Saved entries
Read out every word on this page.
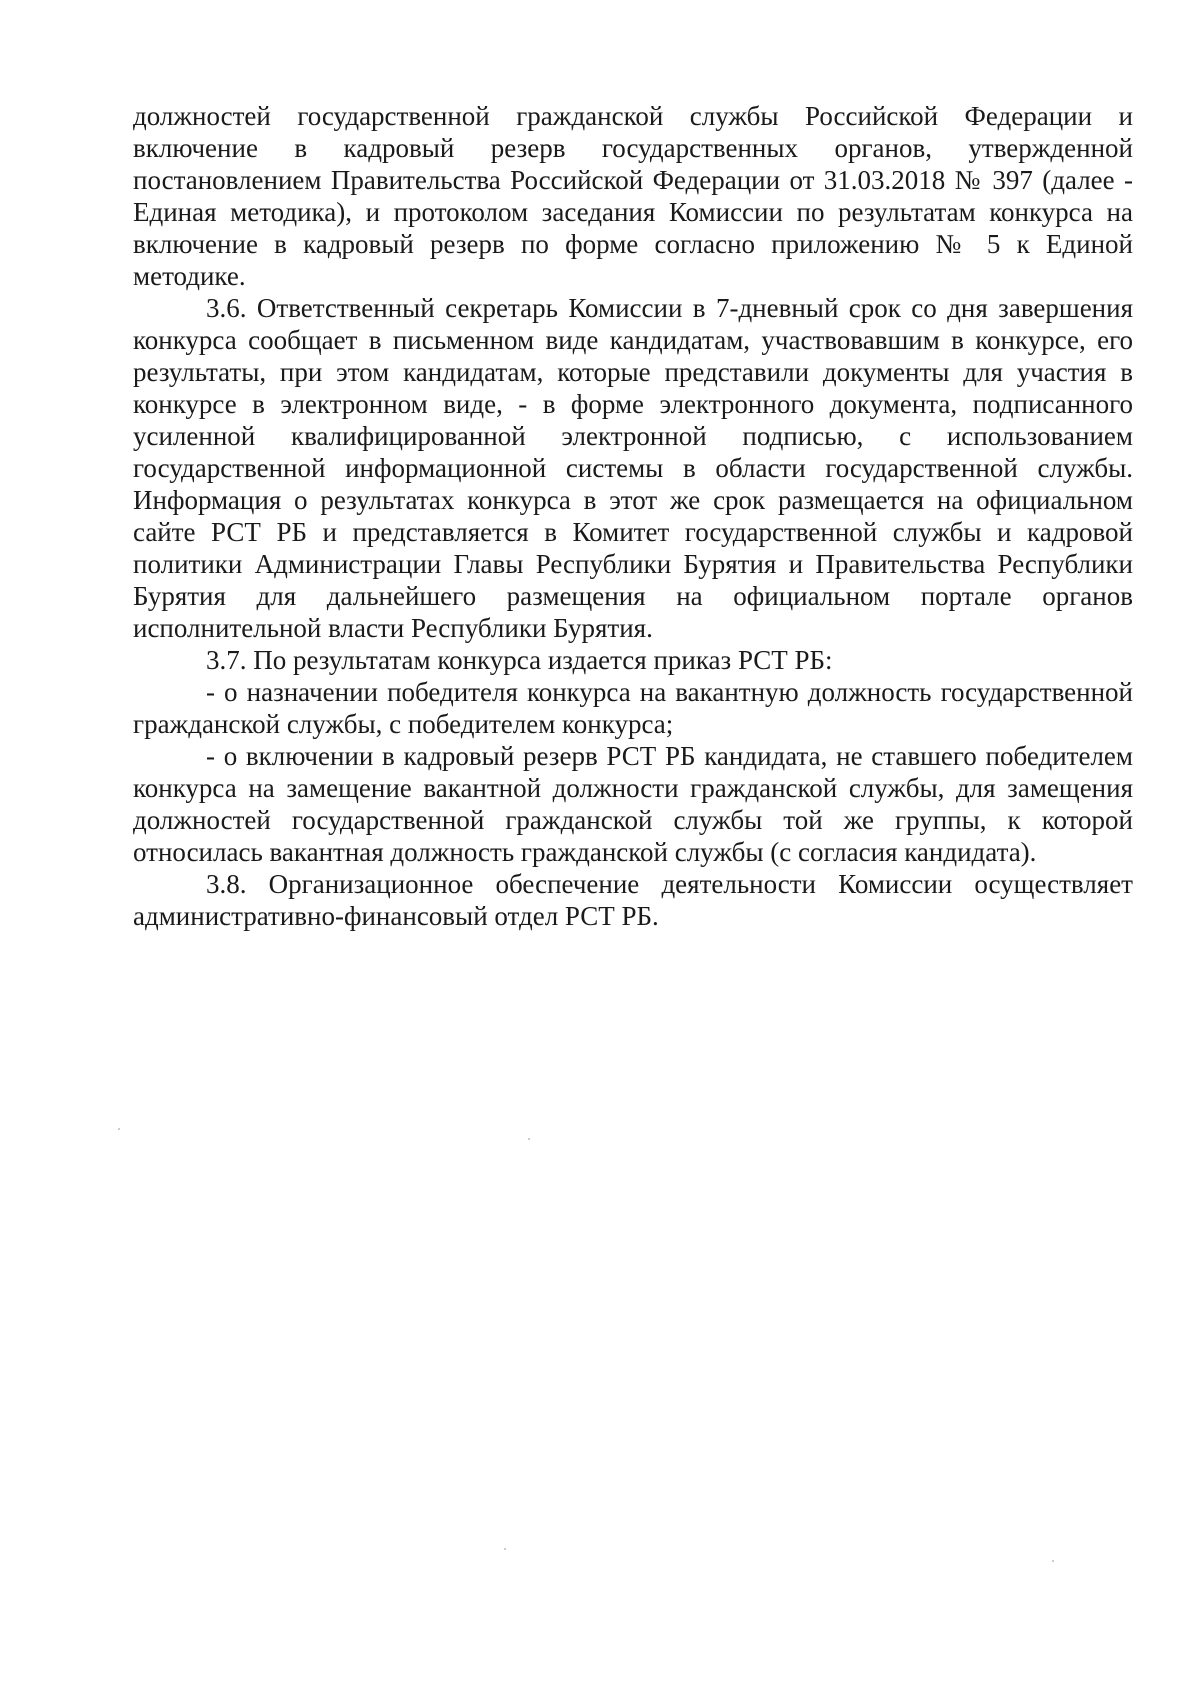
должностей государственной гражданской службы Российской Федерации и включение в кадровый резерв государственных органов, утвержденной постановлением Правительства Российской Федерации от 31.03.2018 № 397 (далее - Единая методика), и протоколом заседания Комиссии по результатам конкурса на включение в кадровый резерв по форме согласно приложению № 5 к Единой методике.

3.6. Ответственный секретарь Комиссии в 7-дневный срок со дня завершения конкурса сообщает в письменном виде кандидатам, участвовавшим в конкурсе, его результаты, при этом кандидатам, которые представили документы для участия в конкурсе в электронном виде, - в форме электронного документа, подписанного усиленной квалифицированной электронной подписью, с использованием государственной информационной системы в области государственной службы. Информация о результатах конкурса в этот же срок размещается на официальном сайте РСТ РБ и представляется в Комитет государственной службы и кадровой политики Администрации Главы Республики Бурятия и Правительства Республики Бурятия для дальнейшего размещения на официальном портале органов исполнительной власти Республики Бурятия.

3.7. По результатам конкурса издается приказ РСТ РБ:

- о назначении победителя конкурса на вакантную должность государственной гражданской службы, с победителем конкурса;

- о включении в кадровый резерв РСТ РБ кандидата, не ставшего победителем конкурса на замещение вакантной должности гражданской службы, для замещения должностей государственной гражданской службы той же группы, к которой относилась вакантная должность гражданской службы (с согласия кандидата).

3.8. Организационное обеспечение деятельности Комиссии осуществляет административно-финансовый отдел РСТ РБ.
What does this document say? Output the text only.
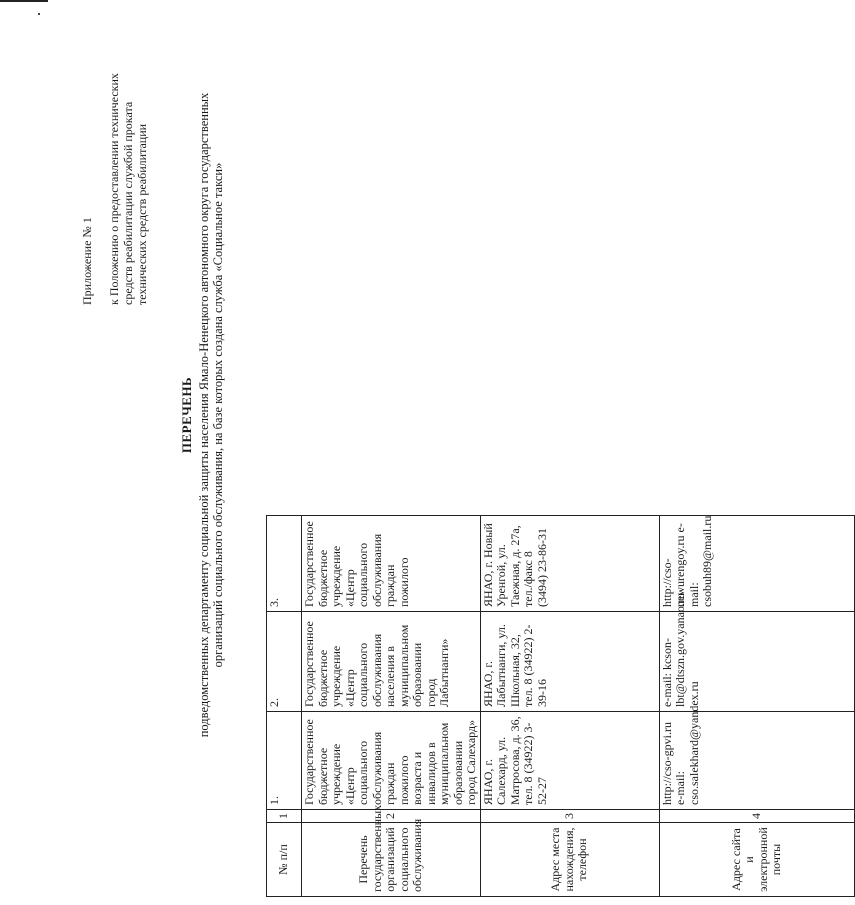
Приложение № 1 к Положению о предоставлении технических средств реабилитации службой проката технических средств реабилитации
ПЕРЕЧЕНЬ подведомственных департаменту социальной защиты населения Ямало-Ненецкого автономного округа государственных организаций социального обслуживания, на базе которых создана служба «Социальное такси»
№ п/п	1	1.	2.	3.
Перечень государственных организаций социального обслуживания	2	Государственное бюджетное учреждение «Центр социального обслуживания граждан пожилого возраста и инвалидов в муниципальном образовании город Салехард»	Государственное бюджетное учреждение «Центр социального обслуживания населения в муниципальном образовании город Лабытнанги»	Государственное бюджетное учреждение «Центр социального обслуживания граждан пожилого
Адрес места нахождения, телефон	3	ЯНАО, г. Салехард, ул. Матросова, д. 36, тел. 8 (34922) 3-52-27	ЯНАО, г. Лабытнанги, ул. Школьная, 32, тел. 8 (34922) 2-39-16	ЯНАО, г. Новый Уренгой, ул. Таежная, д. 27а, тел./факс 8 (3494) 23-86-31
Адрес сайта и электронной почты	4	http://cso-gpvi.ru e-mail: cso.salekhard@yandex.ru	e-mail: kcson-lbt@dtszn.gov.yanao.ru	http://cso-newurengoy.ru e-mail: csobuh89@mail.ru
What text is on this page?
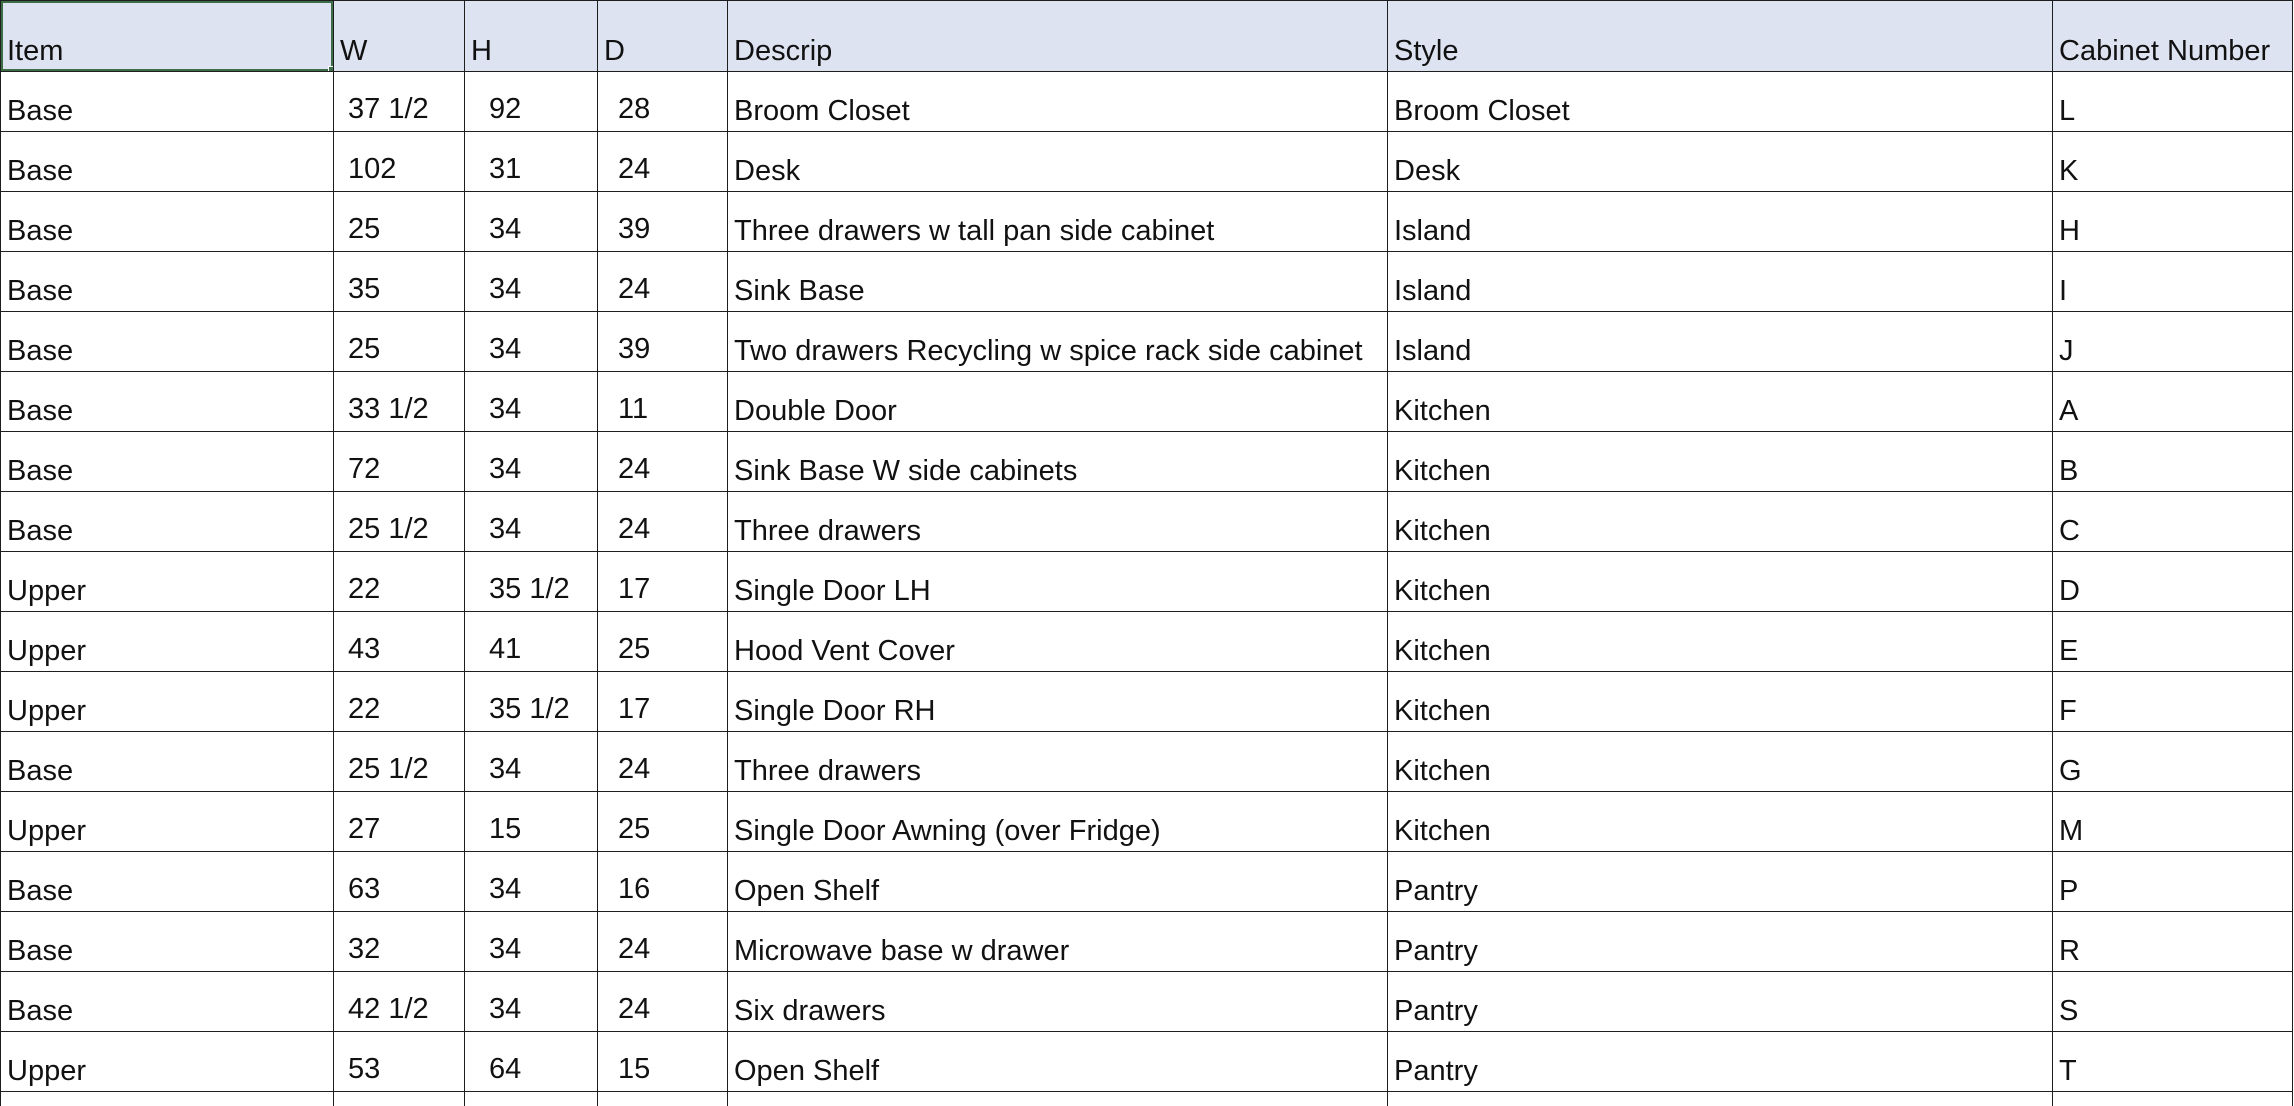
Item	W	H	D	Descrip	Style	Cabinet Number

Base	37 1/2	92	28	Broom Closet	Broom Closet	L

Base	102	31	24	Desk	Desk	K

Base	25	34	39	Three drawers w tall pan side cabinet	Island	H

Base	35	34	24	Sink Base	Island	I

Base	25	34	39	Two drawers Recycling w spice rack side cabinet	Island	J

Base	33 1/2	34	11	Double Door	Kitchen	A

Base	72	34	24	Sink Base W side cabinets	Kitchen	B

Base	25 1/2	34	24	Three drawers	Kitchen	C

Upper	22	35 1/2	17	Single Door LH	Kitchen	D

Upper	43	41	25	Hood Vent Cover	Kitchen	E

Upper	22	35 1/2	17	Single Door RH	Kitchen	F

Base	25 1/2	34	24	Three drawers	Kitchen	G

Upper	27	15	25	Single Door Awning (over Fridge)	Kitchen	M

Base	63	34	16	Open Shelf	Pantry	P

Base	32	34	24	Microwave base w drawer	Pantry	R

Base	42 1/2	34	24	Six drawers	Pantry	S

Upper	53	64	15	Open Shelf	Pantry	T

◆ **Given problem**
Reproduce every record above exactly, but leave out the pictures.

◆ **Finished task**
Read out every word on this page.
должностей государственной гражданской службы Российской Федерации и включение в кадровый резерв государственных органов, утвержденной постановлением Правительства Российской Федерации от 31.03.2018 № 397 (далее - Единая методика), и протоколом заседания Комиссии по результатам конкурса на включение в кадровый резерв по форме согласно приложению № 5 к Единой методике.

3.6. Ответственный секретарь Комиссии в 7-дневный срок со дня завершения конкурса сообщает в письменном виде кандидатам, участвовавшим в конкурсе, его результаты, при этом кандидатам, которые представили документы для участия в конкурсе в электронном виде, - в форме электронного документа, подписанного усиленной квалифицированной электронной подписью, с использованием государственной информационной системы в области государственной службы. Информация о результатах конкурса в этот же срок размещается на официальном сайте РСТ РБ и представляется в Комитет государственной службы и кадровой политики Администрации Главы Республики Бурятия и Правительства Республики Бурятия для дальнейшего размещения на официальном портале органов исполнительной власти Республики Бурятия.

3.7. По результатам конкурса издается приказ РСТ РБ:

- о назначении победителя конкурса на вакантную должность государственной гражданской службы, с победителем конкурса;

- о включении в кадровый резерв РСТ РБ кандидата, не ставшего победителем конкурса на замещение вакантной должности гражданской службы, для замещения должностей государственной гражданской службы той же группы, к которой относилась вакантная должность гражданской службы (с согласия кандидата).

3.8. Организационное обеспечение деятельности Комиссии осуществляет административно-финансовый отдел РСТ РБ.
What does this document say? Output the text only.
Приложение № 1 к Положению о предоставлении технических средств реабилитации службой проката технических средств реабилитации
ПЕРЕЧЕНЬ подведомственных департаменту социальной защиты населения Ямало-Ненецкого автономного округа государственных организаций социального обслуживания, на базе которых создана служба «Социальное такси»
№ п/п	1	1.	2.	3.
Перечень государственных организаций социального обслуживания	2	Государственное бюджетное учреждение «Центр социального обслуживания граждан пожилого возраста и инвалидов в муниципальном образовании город Салехард»	Государственное бюджетное учреждение «Центр социального обслуживания населения в муниципальном образовании город Лабытнанги»	Государственное бюджетное учреждение «Центр социального обслуживания граждан пожилого
Адрес места нахождения, телефон	3	ЯНАО, г. Салехард, ул. Матросова, д. 36, тел. 8 (34922) 3-52-27	ЯНАО, г. Лабытнанги, ул. Школьная, 32, тел. 8 (34922) 2-39-16	ЯНАО, г. Новый Уренгой, ул. Таежная, д. 27а, тел./факс 8 (3494) 23-86-31
Адрес сайта и электронной почты	4	http://cso-gpvi.ru e-mail: cso.salekhard@yandex.ru	e-mail: kcson-lbt@dtszn.gov.yanao.ru	http://cso-newurengoy.ru e-mail: csobuh89@mail.ru
What text is on this page?
Item	W	H	D	Descrip	Style	Cabinet Number

Base	37 1/2	92	28	Broom Closet	Broom Closet	L

Base	102	31	24	Desk	Desk	K

Base	25	34	39	Three drawers w tall pan side cabinet	Island	H

Base	35	34	24	Sink Base	Island	I

Base	25	34	39	Two drawers Recycling w spice rack side cabinet	Island	J

Base	33 1/2	34	11	Double Door	Kitchen	A

Base	72	34	24	Sink Base W side cabinets	Kitchen	B

Base	25 1/2	34	24	Three drawers	Kitchen	C

Upper	22	35 1/2	17	Single Door LH	Kitchen	D

Upper	43	41	25	Hood Vent Cover	Kitchen	E

Upper	22	35 1/2	17	Single Door RH	Kitchen	F

Base	25 1/2	34	24	Three drawers	Kitchen	G

Upper	27	15	25	Single Door Awning (over Fridge)	Kitchen	M

Base	63	34	16	Open Shelf	Pantry	P

Base	32	34	24	Microwave base w drawer	Pantry	R

Base	42 1/2	34	24	Six drawers	Pantry	S

Upper	53	64	15	Open Shelf	Pantry	T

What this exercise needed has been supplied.